> **THE EXERCISE**:
Print out every line, exactly as written.

> **Excerpt from a dataset**:
** Begin **

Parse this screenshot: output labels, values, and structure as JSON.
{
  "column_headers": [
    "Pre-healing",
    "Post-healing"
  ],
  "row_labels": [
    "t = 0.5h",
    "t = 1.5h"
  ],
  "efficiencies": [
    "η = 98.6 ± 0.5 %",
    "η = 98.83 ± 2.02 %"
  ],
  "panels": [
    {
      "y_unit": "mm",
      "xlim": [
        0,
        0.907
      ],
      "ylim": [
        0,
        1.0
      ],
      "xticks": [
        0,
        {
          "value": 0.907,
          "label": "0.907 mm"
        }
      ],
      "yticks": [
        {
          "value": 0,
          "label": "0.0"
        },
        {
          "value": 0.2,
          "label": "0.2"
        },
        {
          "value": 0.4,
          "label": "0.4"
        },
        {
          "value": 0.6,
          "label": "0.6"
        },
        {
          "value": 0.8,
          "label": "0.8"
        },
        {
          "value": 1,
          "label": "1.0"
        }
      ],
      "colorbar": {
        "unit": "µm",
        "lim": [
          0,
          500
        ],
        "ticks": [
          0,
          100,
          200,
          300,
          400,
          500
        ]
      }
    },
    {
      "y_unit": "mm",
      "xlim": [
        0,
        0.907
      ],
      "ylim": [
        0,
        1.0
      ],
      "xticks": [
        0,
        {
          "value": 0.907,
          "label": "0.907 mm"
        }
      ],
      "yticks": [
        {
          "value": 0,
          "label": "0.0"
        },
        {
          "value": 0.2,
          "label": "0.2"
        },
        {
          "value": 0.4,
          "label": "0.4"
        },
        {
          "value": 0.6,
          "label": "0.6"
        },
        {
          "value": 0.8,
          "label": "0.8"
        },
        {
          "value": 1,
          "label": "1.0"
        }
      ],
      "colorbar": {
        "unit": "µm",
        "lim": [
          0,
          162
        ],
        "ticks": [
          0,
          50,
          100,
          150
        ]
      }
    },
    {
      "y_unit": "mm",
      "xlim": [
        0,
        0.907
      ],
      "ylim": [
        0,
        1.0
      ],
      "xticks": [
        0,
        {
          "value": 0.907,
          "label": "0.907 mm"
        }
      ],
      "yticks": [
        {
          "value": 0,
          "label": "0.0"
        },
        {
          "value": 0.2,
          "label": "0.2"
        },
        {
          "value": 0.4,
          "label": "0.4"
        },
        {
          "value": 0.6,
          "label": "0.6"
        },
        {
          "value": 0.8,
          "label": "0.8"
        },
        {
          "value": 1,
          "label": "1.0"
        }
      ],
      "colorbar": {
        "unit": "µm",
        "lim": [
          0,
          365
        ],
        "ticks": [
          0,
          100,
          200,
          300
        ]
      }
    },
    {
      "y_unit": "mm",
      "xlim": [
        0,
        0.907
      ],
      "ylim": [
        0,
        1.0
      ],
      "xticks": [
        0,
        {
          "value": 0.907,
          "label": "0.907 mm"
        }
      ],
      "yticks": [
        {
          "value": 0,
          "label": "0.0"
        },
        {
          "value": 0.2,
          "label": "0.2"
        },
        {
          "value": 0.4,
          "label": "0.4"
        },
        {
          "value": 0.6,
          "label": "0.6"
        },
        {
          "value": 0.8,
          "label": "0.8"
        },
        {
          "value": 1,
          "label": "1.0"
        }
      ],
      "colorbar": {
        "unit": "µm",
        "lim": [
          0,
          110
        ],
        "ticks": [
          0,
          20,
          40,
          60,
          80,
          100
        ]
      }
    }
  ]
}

** End **

> **ANSWER**:
Parse this screenshot: output labels, values, and structure as JSON.
{
  "column_headers": [
    "Pre-healing",
    "Post-healing"
  ],
  "row_labels": [
    "t = 0.5h",
    "t = 1.5h"
  ],
  "efficiencies": [
    "η = 98.6 ± 0.5 %",
    "η = 98.83 ± 2.02 %"
  ],
  "panels": [
    {
      "y_unit": "mm",
      "xlim": [
        0,
        0.907
      ],
      "ylim": [
        0,
        1.0
      ],
      "xticks": [
        0,
        {
          "value": 0.907,
          "label": "0.907 mm"
        }
      ],
      "yticks": [
        {
          "value": 0,
          "label": "0.0"
        },
        {
          "value": 0.2,
          "label": "0.2"
        },
        {
          "value": 0.4,
          "label": "0.4"
        },
        {
          "value": 0.6,
          "label": "0.6"
        },
        {
          "value": 0.8,
          "label": "0.8"
        },
        {
          "value": 1,
          "label": "1.0"
        }
      ],
      "colorbar": {
        "unit": "µm",
        "lim": [
          0,
          500
        ],
        "ticks": [
          0,
          100,
          200,
          300,
          400,
          500
        ]
      }
    },
    {
      "y_unit": "mm",
      "xlim": [
        0,
        0.907
      ],
      "ylim": [
        0,
        1.0
      ],
      "xticks": [
        0,
        {
          "value": 0.907,
          "label": "0.907 mm"
        }
      ],
      "yticks": [
        {
          "value": 0,
          "label": "0.0"
        },
        {
          "value": 0.2,
          "label": "0.2"
        },
        {
          "value": 0.4,
          "label": "0.4"
        },
        {
          "value": 0.6,
          "label": "0.6"
        },
        {
          "value": 0.8,
          "label": "0.8"
        },
        {
          "value": 1,
          "label": "1.0"
        }
      ],
      "colorbar": {
        "unit": "µm",
        "lim": [
          0,
          162
        ],
        "ticks": [
          0,
          50,
          100,
          150
        ]
      }
    },
    {
      "y_unit": "mm",
      "xlim": [
        0,
        0.907
      ],
      "ylim": [
        0,
        1.0
      ],
      "xticks": [
        0,
        {
          "value": 0.907,
          "label": "0.907 mm"
        }
      ],
      "yticks": [
        {
          "value": 0,
          "label": "0.0"
        },
        {
          "value": 0.2,
          "label": "0.2"
        },
        {
          "value": 0.4,
          "label": "0.4"
        },
        {
          "value": 0.6,
          "label": "0.6"
        },
        {
          "value": 0.8,
          "label": "0.8"
        },
        {
          "value": 1,
          "label": "1.0"
        }
      ],
      "colorbar": {
        "unit": "µm",
        "lim": [
          0,
          365
        ],
        "ticks": [
          0,
          100,
          200,
          300
        ]
      }
    },
    {
      "y_unit": "mm",
      "xlim": [
        0,
        0.907
      ],
      "ylim": [
        0,
        1.0
      ],
      "xticks": [
        0,
        {
          "value": 0.907,
          "label": "0.907 mm"
        }
      ],
      "yticks": [
        {
          "value": 0,
          "label": "0.0"
        },
        {
          "value": 0.2,
          "label": "0.2"
        },
        {
          "value": 0.4,
          "label": "0.4"
        },
        {
          "value": 0.6,
          "label": "0.6"
        },
        {
          "value": 0.8,
          "label": "0.8"
        },
        {
          "value": 1,
          "label": "1.0"
        }
      ],
      "colorbar": {
        "unit": "µm",
        "lim": [
          0,
          110
        ],
        "ticks": [
          0,
          20,
          40,
          60,
          80,
          100
        ]
      }
    }
  ]
}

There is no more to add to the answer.